* Written exercise: Would you transcribe the listing that follows, character for character, and omit its images?

____________

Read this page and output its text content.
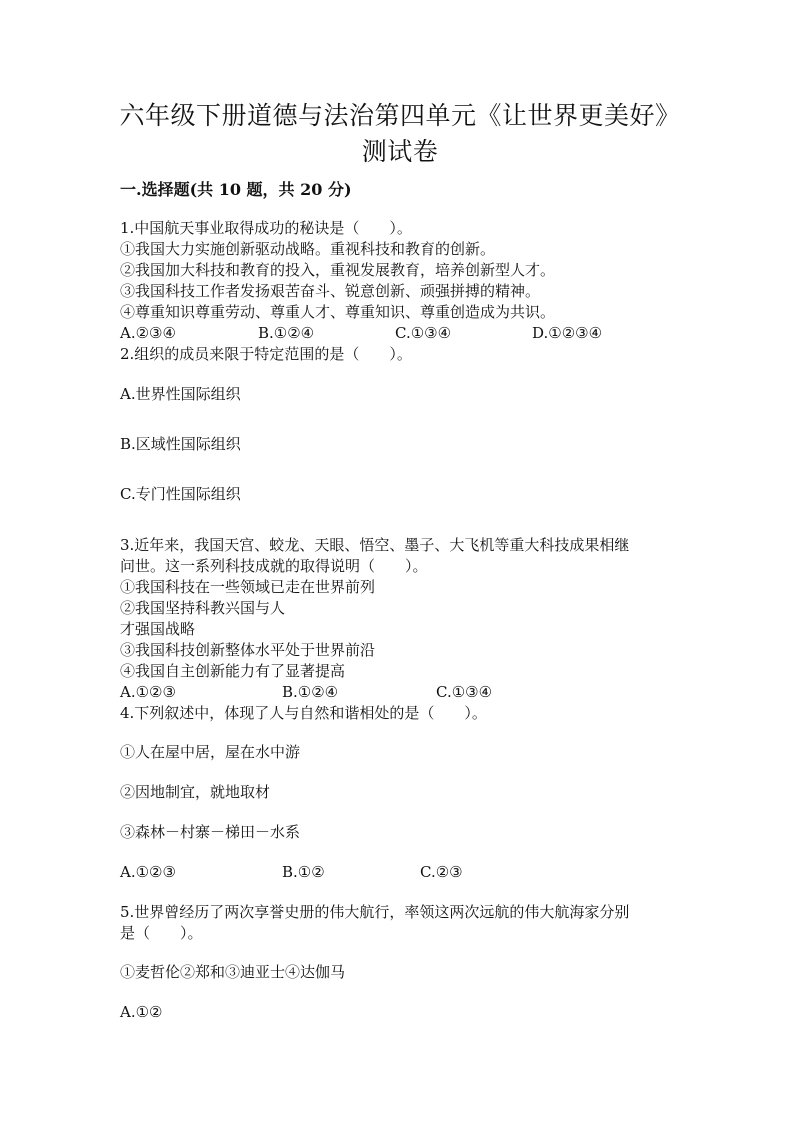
六年级下册道德与法治第四单元《让世界更美好》
测试卷
一.选择题(共 10 题，共 20 分)
1.中国航天事业取得成功的秘诀是（　　）。
①我国大力实施创新驱动战略。重视科技和教育的创新。
②我国加大科技和教育的投入，重视发展教育，培养创新型人才。
③我国科技工作者发扬艰苦奋斗、锐意创新、顽强拼搏的精神。
④尊重知识尊重劳动、尊重人才、尊重知识、尊重创造成为共识。
A.②③④	B.①②④	C.①③④	D.①②③④
2.组织的成员来限于特定范围的是（　　）。
A.世界性国际组织
B.区域性国际组织
C.专门性国际组织
3.近年来，我国天宫、蛟龙、天眼、悟空、墨子、大飞机等重大科技成果相继
问世。这一系列科技成就的取得说明（　　）。
①我国科技在一些领域已走在世界前列
②我国坚持科教兴国与人
才强国战略
③我国科技创新整体水平处于世界前沿
④我国自主创新能力有了显著提高
A.①②③	B.①②④	C.①③④
4.下列叙述中，体现了人与自然和谐相处的是（　　）。
①人在屋中居，屋在水中游
②因地制宜，就地取材
③森林－村寨－梯田－水系
A.①②③	B.①②	C.②③
5.世界曾经历了两次享誉史册的伟大航行，率领这两次远航的伟大航海家分别
是（　　）。
①麦哲伦②郑和③迪亚士④达伽马
A.①②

____________

* Complete answer:
Read this page and output its text content.
六年级下册道德与法治第四单元《让世界更美好》
测试卷
一.选择题(共 10 题，共 20 分)
1.中国航天事业取得成功的秘诀是（　　）。
①我国大力实施创新驱动战略。重视科技和教育的创新。
②我国加大科技和教育的投入，重视发展教育，培养创新型人才。
③我国科技工作者发扬艰苦奋斗、锐意创新、顽强拼搏的精神。
④尊重知识尊重劳动、尊重人才、尊重知识、尊重创造成为共识。
A.②③④	B.①②④	C.①③④	D.①②③④
2.组织的成员来限于特定范围的是（　　）。
A.世界性国际组织
B.区域性国际组织
C.专门性国际组织
3.近年来，我国天宫、蛟龙、天眼、悟空、墨子、大飞机等重大科技成果相继
问世。这一系列科技成就的取得说明（　　）。
①我国科技在一些领域已走在世界前列
②我国坚持科教兴国与人
才强国战略
③我国科技创新整体水平处于世界前沿
④我国自主创新能力有了显著提高
A.①②③	B.①②④	C.①③④
4.下列叙述中，体现了人与自然和谐相处的是（　　）。
①人在屋中居，屋在水中游
②因地制宜，就地取材
③森林－村寨－梯田－水系
A.①②③	B.①②	C.②③
5.世界曾经历了两次享誉史册的伟大航行，率领这两次远航的伟大航海家分别
是（　　）。
①麦哲伦②郑和③迪亚士④达伽马
A.①②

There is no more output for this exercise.